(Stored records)
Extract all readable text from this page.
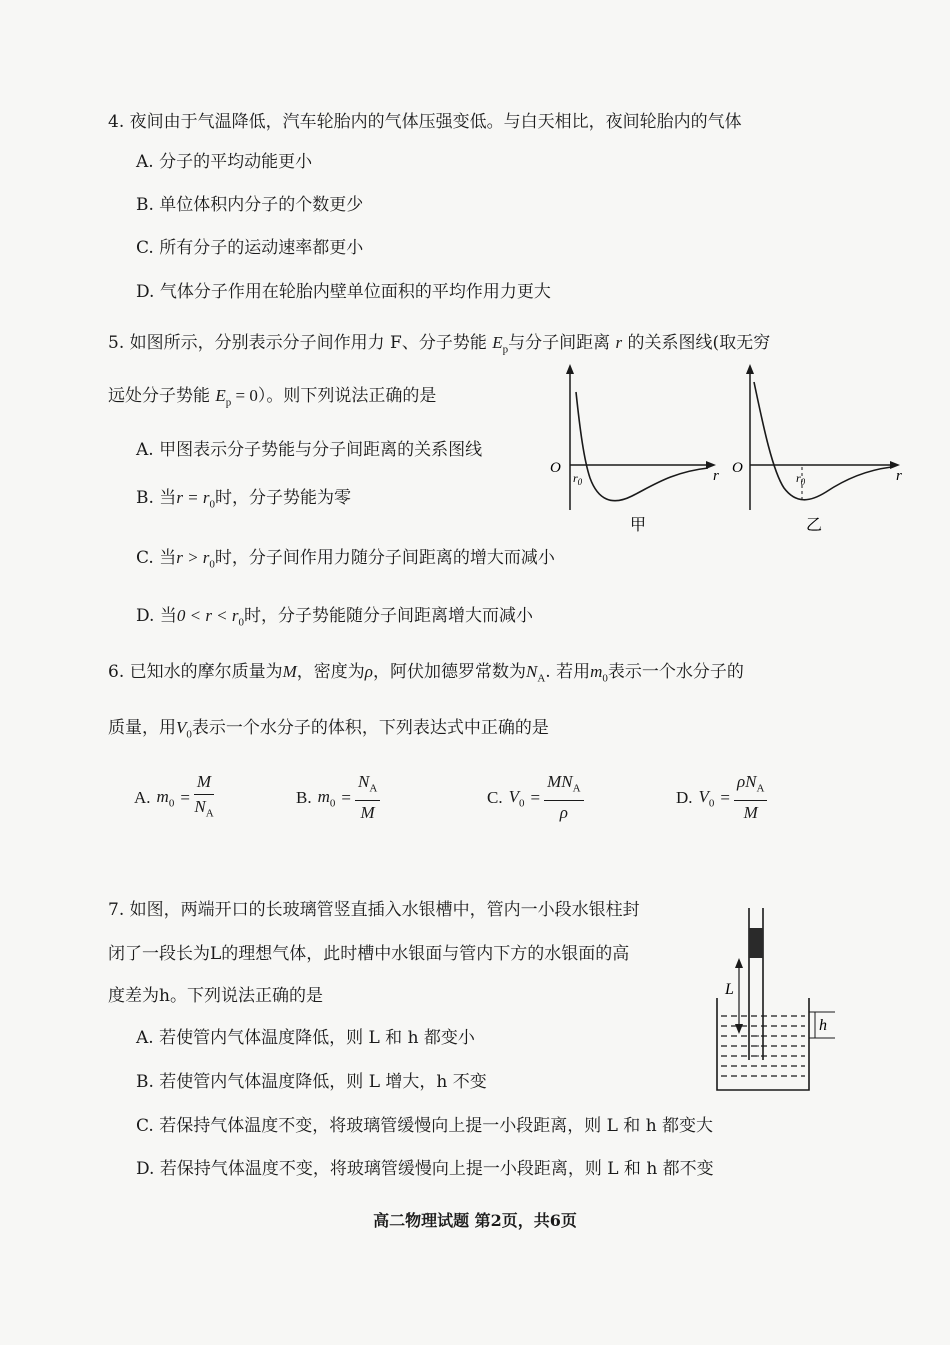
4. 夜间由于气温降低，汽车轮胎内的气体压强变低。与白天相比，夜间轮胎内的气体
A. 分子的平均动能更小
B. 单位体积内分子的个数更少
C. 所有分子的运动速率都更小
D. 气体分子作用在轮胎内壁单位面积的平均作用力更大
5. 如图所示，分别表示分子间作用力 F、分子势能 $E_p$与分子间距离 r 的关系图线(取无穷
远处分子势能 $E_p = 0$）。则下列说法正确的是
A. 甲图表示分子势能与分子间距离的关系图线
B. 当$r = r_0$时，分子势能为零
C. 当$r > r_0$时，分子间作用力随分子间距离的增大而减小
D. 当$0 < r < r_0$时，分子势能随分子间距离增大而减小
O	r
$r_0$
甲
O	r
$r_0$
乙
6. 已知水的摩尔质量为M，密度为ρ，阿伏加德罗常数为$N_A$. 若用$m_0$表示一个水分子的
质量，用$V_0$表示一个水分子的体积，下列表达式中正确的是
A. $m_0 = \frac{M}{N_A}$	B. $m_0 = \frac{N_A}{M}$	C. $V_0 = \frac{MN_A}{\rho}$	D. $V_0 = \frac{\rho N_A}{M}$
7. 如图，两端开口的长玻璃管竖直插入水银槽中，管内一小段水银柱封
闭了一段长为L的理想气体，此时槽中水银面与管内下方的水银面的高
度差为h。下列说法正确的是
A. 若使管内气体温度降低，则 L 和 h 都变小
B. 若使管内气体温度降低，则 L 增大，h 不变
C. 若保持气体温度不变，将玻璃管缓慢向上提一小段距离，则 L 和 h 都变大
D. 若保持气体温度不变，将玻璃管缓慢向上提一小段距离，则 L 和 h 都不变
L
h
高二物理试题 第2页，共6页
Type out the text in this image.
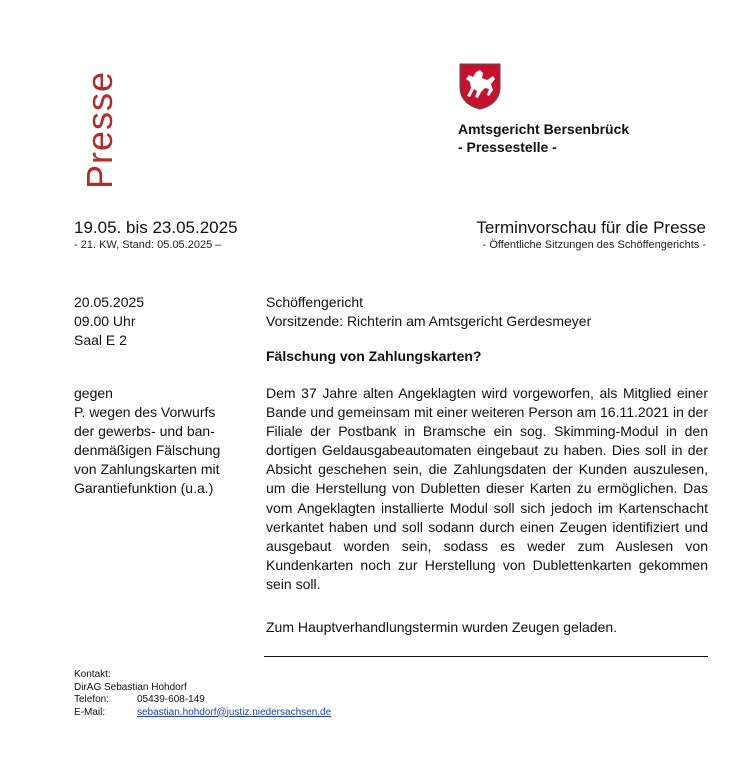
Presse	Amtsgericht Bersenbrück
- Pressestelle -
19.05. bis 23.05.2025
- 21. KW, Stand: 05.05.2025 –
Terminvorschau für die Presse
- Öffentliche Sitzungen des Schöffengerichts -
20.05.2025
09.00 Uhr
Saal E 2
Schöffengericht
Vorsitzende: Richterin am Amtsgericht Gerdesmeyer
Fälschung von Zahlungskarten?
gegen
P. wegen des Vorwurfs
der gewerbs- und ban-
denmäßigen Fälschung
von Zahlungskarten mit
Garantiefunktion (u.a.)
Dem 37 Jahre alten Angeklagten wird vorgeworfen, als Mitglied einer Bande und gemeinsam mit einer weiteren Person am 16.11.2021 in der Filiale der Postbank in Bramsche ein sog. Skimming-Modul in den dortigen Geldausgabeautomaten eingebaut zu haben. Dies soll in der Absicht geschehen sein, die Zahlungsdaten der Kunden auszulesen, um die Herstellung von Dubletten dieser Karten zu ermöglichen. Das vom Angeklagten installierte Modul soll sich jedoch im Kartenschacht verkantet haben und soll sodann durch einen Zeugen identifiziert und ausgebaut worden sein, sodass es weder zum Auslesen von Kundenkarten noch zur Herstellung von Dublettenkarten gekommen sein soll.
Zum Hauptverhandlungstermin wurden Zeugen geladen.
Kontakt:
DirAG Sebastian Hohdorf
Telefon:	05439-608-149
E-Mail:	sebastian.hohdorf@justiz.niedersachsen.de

--

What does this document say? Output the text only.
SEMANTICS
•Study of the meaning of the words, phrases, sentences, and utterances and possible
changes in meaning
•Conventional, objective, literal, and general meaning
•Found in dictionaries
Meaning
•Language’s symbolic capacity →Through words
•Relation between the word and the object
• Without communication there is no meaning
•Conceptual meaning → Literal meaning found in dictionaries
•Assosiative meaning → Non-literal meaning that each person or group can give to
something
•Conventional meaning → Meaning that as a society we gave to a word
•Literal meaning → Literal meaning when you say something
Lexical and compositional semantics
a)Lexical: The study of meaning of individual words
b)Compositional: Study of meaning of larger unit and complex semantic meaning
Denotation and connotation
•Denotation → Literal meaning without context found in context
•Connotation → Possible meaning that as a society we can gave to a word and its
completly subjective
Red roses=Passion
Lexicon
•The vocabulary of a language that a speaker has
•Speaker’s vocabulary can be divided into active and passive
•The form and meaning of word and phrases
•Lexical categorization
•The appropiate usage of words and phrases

Exercise aim -> Above are the records; copy every line in them that holds the word "Amtsgericht".

The response ->
Presse	Amtsgericht Bersenbrück
Vorsitzende: Richterin am Amtsgericht Gerdesmeyer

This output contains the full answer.